TEXT PROVIDED -

***

Estimate prevalence and intra-cluster correlation from raw counts

Takes raw counts of the number of positive samples per cluster (numerator) and the number of tested samples per cluster (denominator) and returns posterior estimates of the prevalence and intra-cluster correlation coefficient (ICC).

get_prevalence(
  n,
  N,
  alpha = 0.05,
  prev_thresh = 0.05,
  ICC = NULL,
  prior_prev_shape1 = 1,
  prior_prev_shape2 = 1,
  prior_ICC_shape1 = 1,
  prior_ICC_shape2 = 9,
  MAP_on = TRUE,
  post_mean_on = FALSE,
  post_median_on = FALSE,
  post_CrI_on = TRUE,
  post_thresh_on = TRUE,
  post_full_on = FALSE,
  post_full_breaks = seq(0, 1, l = 1001),
  CrI_type = "HDI",
  n_intervals = 20,
  round_digits = 2,
  use_cpp = TRUE,
  silent = FALSE
)

get_ICC(
  n,
  N,
  alpha = 0.05,
  prior_prev_shape1 = 1,
  prior_prev_shape2 = 1,
  prior_ICC_shape1 = 1,
  prior_ICC_shape2 = 9,
  MAP_on = TRUE,
  post_mean_on = FALSE,
  post_median_on = FALSE,
  post_CrI_on = TRUE,
  post_full_on = FALSE,
  post_full_breaks = seq(0, 1, l = 1001),
  CrI_type = "HDI",
  n_intervals = 20,
  round_digits = 4,
  use_cpp = TRUE
)

Arguments

n, N

the numerator (n) and denominator (N) per cluster. These are both integer vectors.

alpha

the significance level of the credible interval - for example, use alpha = 0.05 for a 95% interval. See also CrI_type argument for how this is calculated.

prev_thresh

the prevalence threshold that we are comparing against. Can be a vector, in which case the return object contains one value for each input.

ICC

normally this should be set to NULL (the default), in which case the ICC is estimated from the data. However, a fixed value can be entered here, in which case this overrides the use of the prior distribution as specified by prior_ICC_shape1 and prior_ICC_shape2.

prior_prev_shape1, prior_prev_shape2, prior_ICC_shape1, prior_ICC_shape2

parameters that dictate the shape of the Beta priors on prevalence and the ICC. See the Wikipedia page on the Beta distribution for more detail. The default values of these parameters were chosen based on an analysis of historical pfhrp2/3 studies, although this does not guarantee that they will be suitable in all settings.

MAP_on, post_mean_on, post_median_on, post_CrI_on, post_thresh_on, post_full_on

a series of boolean values specifying which outputs to produce. The options are:

MAP_on: if TRUE then return the maximum a posteriori.
post_mean_on: if TRUE then return the posterior mean.
post_median_on: if TRUE then return the posterior median.
post_CrI_on: if TRUE then return the posterior credible interval at significance level alpha. See CrI_type argument for how this is calculated.
post_thresh_on: if TRUE then return the posterior probability of being above the threshold(s) specified by prev_thresh.
post_full_on: if TRUE then return the full posterior distribution, produced using the adaptive quadrature approach, at breaks specified by post_full_breaks.

post_full_breaks

a vector of breaks at which to evaluate the full posterior distribution (only if post_full_on = TRUE). Defaults to 0.1% intervals from 0% to 100%.

***

TO BE DONE -
1. Copy the part of the get_prevalence documentation starting with "a series of" and going on through "the posterior median.".
2. In one to three sentences, explain what the get_prevalence documentation gives as the basis for the default values of the Beta prior shape parameters, and state the caveat it attaches.
3. Continue the get_prevalence documentation from where it stops.
The listing is unrelated to the get_prevalence documentation.

***

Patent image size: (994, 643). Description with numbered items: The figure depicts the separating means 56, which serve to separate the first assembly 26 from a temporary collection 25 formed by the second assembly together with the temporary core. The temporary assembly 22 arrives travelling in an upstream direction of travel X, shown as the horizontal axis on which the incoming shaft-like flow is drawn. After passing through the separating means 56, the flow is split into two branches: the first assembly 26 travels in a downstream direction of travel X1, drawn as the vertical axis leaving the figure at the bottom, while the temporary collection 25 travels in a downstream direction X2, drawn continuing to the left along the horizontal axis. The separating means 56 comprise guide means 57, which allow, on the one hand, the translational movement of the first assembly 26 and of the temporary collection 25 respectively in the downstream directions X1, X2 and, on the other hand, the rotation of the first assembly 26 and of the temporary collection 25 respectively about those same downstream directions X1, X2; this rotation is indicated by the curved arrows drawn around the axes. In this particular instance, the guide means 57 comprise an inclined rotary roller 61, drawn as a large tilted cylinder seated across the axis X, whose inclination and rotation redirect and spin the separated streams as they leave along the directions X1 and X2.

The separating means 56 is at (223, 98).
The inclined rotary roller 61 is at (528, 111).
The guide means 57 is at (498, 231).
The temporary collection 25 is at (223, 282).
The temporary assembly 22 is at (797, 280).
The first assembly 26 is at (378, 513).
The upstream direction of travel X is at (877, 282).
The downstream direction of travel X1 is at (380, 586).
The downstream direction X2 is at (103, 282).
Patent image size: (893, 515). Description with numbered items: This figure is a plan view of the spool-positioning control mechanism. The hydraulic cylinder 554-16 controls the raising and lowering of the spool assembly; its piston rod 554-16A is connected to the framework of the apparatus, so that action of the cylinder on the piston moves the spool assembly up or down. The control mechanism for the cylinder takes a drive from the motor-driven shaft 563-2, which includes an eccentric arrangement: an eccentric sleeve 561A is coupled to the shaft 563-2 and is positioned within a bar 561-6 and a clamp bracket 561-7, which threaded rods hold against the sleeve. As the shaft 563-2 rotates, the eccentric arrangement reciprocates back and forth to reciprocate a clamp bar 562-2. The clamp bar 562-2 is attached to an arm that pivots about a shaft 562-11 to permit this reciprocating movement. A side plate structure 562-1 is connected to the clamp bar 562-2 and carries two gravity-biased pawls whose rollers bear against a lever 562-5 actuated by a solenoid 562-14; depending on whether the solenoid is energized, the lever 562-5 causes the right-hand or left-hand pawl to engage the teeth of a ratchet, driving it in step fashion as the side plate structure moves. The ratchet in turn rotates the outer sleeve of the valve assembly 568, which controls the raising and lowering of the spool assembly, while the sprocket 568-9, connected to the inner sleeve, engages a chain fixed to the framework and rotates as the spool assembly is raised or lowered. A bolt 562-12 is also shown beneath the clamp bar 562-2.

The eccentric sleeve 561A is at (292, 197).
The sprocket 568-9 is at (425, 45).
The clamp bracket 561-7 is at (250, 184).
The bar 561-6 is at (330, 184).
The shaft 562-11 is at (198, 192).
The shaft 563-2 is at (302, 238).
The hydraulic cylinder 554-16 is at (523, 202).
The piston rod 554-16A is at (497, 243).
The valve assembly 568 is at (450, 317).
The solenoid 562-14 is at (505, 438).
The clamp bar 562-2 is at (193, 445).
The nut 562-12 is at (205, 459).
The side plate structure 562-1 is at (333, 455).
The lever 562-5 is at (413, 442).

***

RESPONSES FOR EACH TASK -
1.
a series of boolean values specifying which outputs to produce. The options are:

MAP_on: if TRUE then return the maximum a posteriori.
post_mean_on: if TRUE then return the posterior mean.
post_median_on: if TRUE then return the posterior median.

2. The default values were chosen based on an analysis of historical pfhrp2/3 studies. However, this does not guarantee that they will be suitable in all settings.

3.
CrI_type

which method to use when computing credible intervals. Options are "ETI" (equal-tailed interval) or "HDI" (high-density interval). The ETI searches a distance alpha/2 from either side of the [0,1] interval. The HDI method returns the narrowest interval that subtends a proportion 1-alpha of the distribution. The HDI method is used by default as it guarantees that the MAP estimate is within the credible interval, which is not always the case for the ETI.

n_intervals

the number of intervals used in the adaptive quadrature method. Increasing this value gives a more accurate representation of the true posterior, but comes at the cost of reduced speed.

round_digits

the number of digits after the decimal point that are used when reporting estimates. This is to simplify results and to avoid giving the false impression of extreme precision.

use_cpp

if TRUE (the default) then use an Rcpp implementation of the adaptive quadrature approach that is much faster than the base R method.

silent

if TRUE then suppress all console output.

Details

There are two unknown quantities in the DRpower model: the prevalence and the intra-cluster correlation (ICC). These functions integrate over a prior on one quantity to arrive at the marginal posterior distribution of the other. Possible outputs include the maximum a posteriori (MAP) estimate, the posterior mean, posterior median, credible interval (CrI), probability of being above a set threshold, and the full posterior distribution. For speed, distributions are approximated using an adaptive quadrature approach in which the full distribution is split into intervals and each intervals is approximated using Simpson's rule. The number of intervals used in quadrature can be increased for more accurate results at the cost of slower speed.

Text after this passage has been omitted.